# [Your task]
Collect all the lines that mention the word "votes".
"""
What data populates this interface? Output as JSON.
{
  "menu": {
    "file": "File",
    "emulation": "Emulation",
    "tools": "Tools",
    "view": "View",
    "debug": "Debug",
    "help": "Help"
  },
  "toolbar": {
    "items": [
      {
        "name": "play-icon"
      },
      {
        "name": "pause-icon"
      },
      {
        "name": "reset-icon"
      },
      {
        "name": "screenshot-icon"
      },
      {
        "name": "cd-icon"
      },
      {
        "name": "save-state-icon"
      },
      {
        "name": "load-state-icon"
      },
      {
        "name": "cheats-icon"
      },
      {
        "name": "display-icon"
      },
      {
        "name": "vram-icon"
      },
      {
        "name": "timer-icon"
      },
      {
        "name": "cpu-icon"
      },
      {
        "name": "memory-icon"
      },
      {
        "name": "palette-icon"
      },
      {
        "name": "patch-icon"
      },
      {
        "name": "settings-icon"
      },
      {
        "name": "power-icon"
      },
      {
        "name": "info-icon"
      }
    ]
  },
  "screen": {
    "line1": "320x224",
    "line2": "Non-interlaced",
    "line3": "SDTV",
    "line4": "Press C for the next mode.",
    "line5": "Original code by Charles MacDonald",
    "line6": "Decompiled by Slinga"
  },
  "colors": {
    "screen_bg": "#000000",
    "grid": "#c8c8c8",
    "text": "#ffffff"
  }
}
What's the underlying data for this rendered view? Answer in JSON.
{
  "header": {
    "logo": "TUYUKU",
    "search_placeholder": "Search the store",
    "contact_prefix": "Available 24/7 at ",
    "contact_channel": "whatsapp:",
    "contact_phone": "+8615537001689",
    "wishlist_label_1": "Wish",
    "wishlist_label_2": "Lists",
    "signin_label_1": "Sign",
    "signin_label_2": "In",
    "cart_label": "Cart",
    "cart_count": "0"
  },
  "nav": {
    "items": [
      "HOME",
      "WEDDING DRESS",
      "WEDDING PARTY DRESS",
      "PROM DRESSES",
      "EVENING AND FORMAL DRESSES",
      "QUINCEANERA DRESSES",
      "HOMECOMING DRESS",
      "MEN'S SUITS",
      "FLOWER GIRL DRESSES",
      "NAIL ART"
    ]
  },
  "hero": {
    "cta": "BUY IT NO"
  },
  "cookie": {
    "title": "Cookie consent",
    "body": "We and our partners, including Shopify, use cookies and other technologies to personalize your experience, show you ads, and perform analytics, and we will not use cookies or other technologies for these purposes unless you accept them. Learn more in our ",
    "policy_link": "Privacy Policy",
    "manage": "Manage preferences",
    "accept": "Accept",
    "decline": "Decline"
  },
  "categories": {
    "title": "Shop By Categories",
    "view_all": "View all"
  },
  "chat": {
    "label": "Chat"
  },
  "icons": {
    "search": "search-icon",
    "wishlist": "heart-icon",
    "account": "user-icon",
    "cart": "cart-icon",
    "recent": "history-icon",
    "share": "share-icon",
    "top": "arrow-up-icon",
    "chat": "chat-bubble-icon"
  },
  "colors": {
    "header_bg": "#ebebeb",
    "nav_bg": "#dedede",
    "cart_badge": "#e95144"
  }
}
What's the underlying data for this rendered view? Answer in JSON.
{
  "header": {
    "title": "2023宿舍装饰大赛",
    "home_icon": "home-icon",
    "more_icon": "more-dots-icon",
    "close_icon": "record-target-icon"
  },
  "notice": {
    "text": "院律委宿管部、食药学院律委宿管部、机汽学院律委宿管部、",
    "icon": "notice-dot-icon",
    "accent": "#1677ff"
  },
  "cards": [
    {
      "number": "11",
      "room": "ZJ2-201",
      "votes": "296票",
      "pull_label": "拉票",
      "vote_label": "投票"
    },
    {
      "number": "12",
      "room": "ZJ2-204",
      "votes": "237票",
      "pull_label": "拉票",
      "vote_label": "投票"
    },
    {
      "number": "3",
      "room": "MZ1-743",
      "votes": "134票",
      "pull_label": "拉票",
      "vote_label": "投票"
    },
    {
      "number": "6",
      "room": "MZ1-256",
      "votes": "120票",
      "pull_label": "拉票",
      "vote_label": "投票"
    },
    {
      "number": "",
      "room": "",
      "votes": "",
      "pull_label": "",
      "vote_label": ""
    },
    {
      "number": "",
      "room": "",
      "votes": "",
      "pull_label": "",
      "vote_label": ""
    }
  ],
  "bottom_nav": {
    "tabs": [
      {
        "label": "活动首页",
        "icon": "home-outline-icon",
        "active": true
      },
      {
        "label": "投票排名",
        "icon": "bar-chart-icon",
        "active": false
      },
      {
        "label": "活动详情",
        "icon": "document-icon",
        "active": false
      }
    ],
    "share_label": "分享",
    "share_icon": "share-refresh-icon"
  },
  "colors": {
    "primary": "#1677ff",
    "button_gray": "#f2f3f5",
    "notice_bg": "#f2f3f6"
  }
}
"""
# [Response]
      "votes": "296票",
      "votes": "237票",
      "votes": "134票",
      "votes": "120票",
      "votes": "",
      "votes": "",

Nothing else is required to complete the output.